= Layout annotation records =
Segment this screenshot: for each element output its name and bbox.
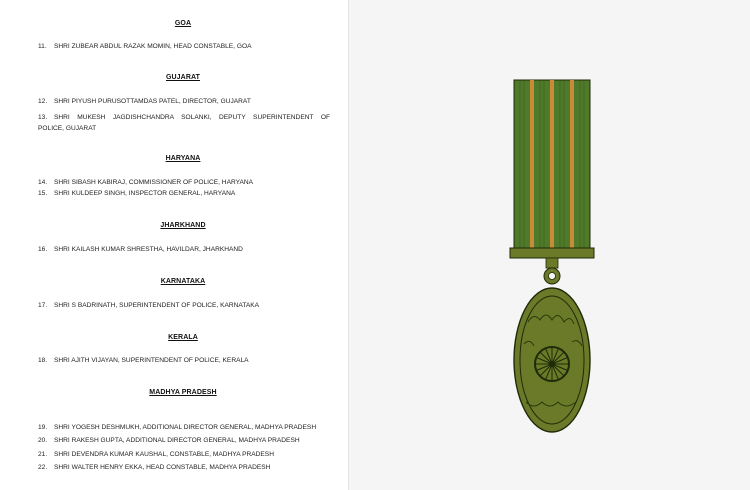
medal-bar xyxy=(510,248,594,258)
entry-number: 21. xyxy=(38,451,48,458)
entry-text-line-2: POLICE, GUJARAT xyxy=(38,125,97,132)
state-heading-kerala: KERALA xyxy=(168,334,198,341)
entry-number: 14. xyxy=(38,179,48,186)
entry-text: SHRI DEVENDRA KUMAR KAUSHAL, CONSTABLE, MADHYA PRADESH xyxy=(54,451,274,458)
entry-text: SHRI KULDEEP SINGH, INSPECTOR GENERAL, HARYANA xyxy=(54,190,236,197)
entry-text: SHRI YOGESH DESHMUKH, ADDITIONAL DIRECTOR GENERAL, MADHYA PRADESH xyxy=(54,424,317,431)
medal-ribbon xyxy=(514,80,590,248)
police-medal-image xyxy=(508,72,598,436)
entry-number: 16. xyxy=(38,246,48,253)
entry-number: 20. xyxy=(38,437,48,444)
entry-text: SHRI RAKESH GUPTA, ADDITIONAL DIRECTOR GENERAL, MADHYA PRADESH xyxy=(54,437,300,444)
state-heading-jharkhand: JHARKHAND xyxy=(160,222,206,229)
medal-suspender xyxy=(544,258,560,284)
state-heading-karnataka: KARNATAKA xyxy=(160,278,206,285)
entry-text: SHRI ZUBEAR ABDUL RAZAK MOMIN, HEAD CONSTABLE, GOA xyxy=(54,43,252,50)
entry-text: SHRI S BADRINATH, SUPERINTENDENT OF POLICE, KARNATAKA xyxy=(54,302,260,309)
entry-text: SHRI WALTER HENRY EKKA, HEAD CONSTABLE, MADHYA PRADESH xyxy=(54,464,271,471)
state-heading-madhya-pradesh: MADHYA PRADESH xyxy=(149,389,217,396)
entry-number: 15. xyxy=(38,190,48,197)
entry-text: SHRI AJITH VIJAYAN, SUPERINTENDENT OF POLICE, KERALA xyxy=(54,357,249,364)
state-heading-goa: GOA xyxy=(174,20,192,27)
entry-text-line-1: SHRI MUKESH JAGDISHCHANDRA SOLANKI, DEPUTY SUPERINTENDENT OF xyxy=(54,114,330,121)
state-heading-haryana: HARYANA xyxy=(165,155,201,162)
entry-number: 11. xyxy=(38,43,47,50)
entry-number: 22. xyxy=(38,464,48,471)
state-heading-gujarat: GUJARAT xyxy=(165,74,200,81)
entry-number: 18. xyxy=(38,357,48,364)
award-list-page xyxy=(0,0,348,490)
entry-text: SHRI KAILASH KUMAR SHRESTHA, HAVILDAR, JHARKHAND xyxy=(54,246,243,253)
entry-number: 19. xyxy=(38,424,48,431)
entry-number: 13. xyxy=(38,114,48,121)
medal-disc xyxy=(514,288,590,432)
entry-number: 17. xyxy=(38,302,48,309)
entry-number: 12. xyxy=(38,98,48,105)
entry-text: SHRI PIYUSH PURUSOTTAMDAS PATEL, DIRECTOR, GUJARAT xyxy=(54,98,251,105)
entry-text: SHRI SIBASH KABIRAJ, COMMISSIONER OF POLICE, HARYANA xyxy=(54,179,254,186)
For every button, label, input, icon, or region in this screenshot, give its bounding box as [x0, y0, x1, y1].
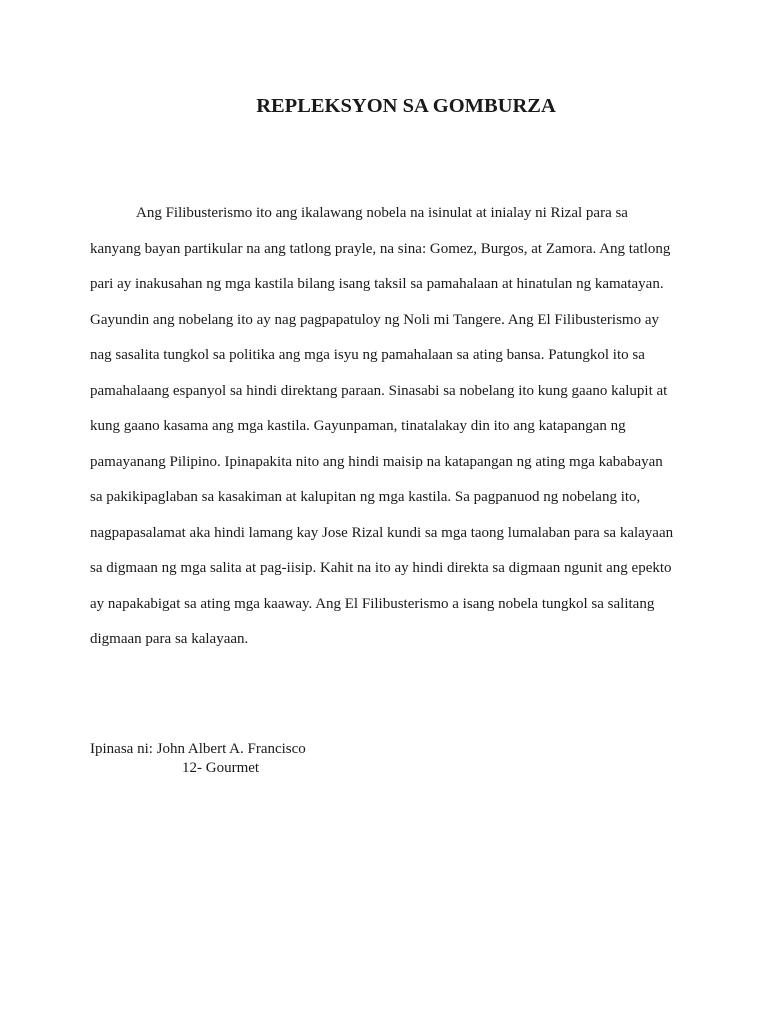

= TASK BRIEF =
Copy the data lines verbatim, starting at the line containing "medal-bar xyxy=(510,248,594,258)" and ending at the line containing "medal-suspender xyxy=(544,258,560,284)", with both of those lines included.

= EXERCISE SOLUTION =
medal-bar xyxy=(510,248,594,258)
entry-number: 21. xyxy=(38,451,48,458)
entry-text-line-2: POLICE, GUJARAT xyxy=(38,125,97,132)
state-heading-kerala: KERALA xyxy=(168,334,198,341)
entry-number: 14. xyxy=(38,179,48,186)
entry-text: SHRI DEVENDRA KUMAR KAUSHAL, CONSTABLE, MADHYA PRADESH xyxy=(54,451,274,458)
entry-text: SHRI KULDEEP SINGH, INSPECTOR GENERAL, HARYANA xyxy=(54,190,236,197)
entry-text: SHRI YOGESH DESHMUKH, ADDITIONAL DIRECTOR GENERAL, MADHYA PRADESH xyxy=(54,424,317,431)
medal-ribbon xyxy=(514,80,590,248)
police-medal-image xyxy=(508,72,598,436)
entry-number: 16. xyxy=(38,246,48,253)
entry-number: 20. xyxy=(38,437,48,444)
entry-text: SHRI RAKESH GUPTA, ADDITIONAL DIRECTOR GENERAL, MADHYA PRADESH xyxy=(54,437,300,444)
state-heading-jharkhand: JHARKHAND xyxy=(160,222,206,229)
medal-suspender xyxy=(544,258,560,284)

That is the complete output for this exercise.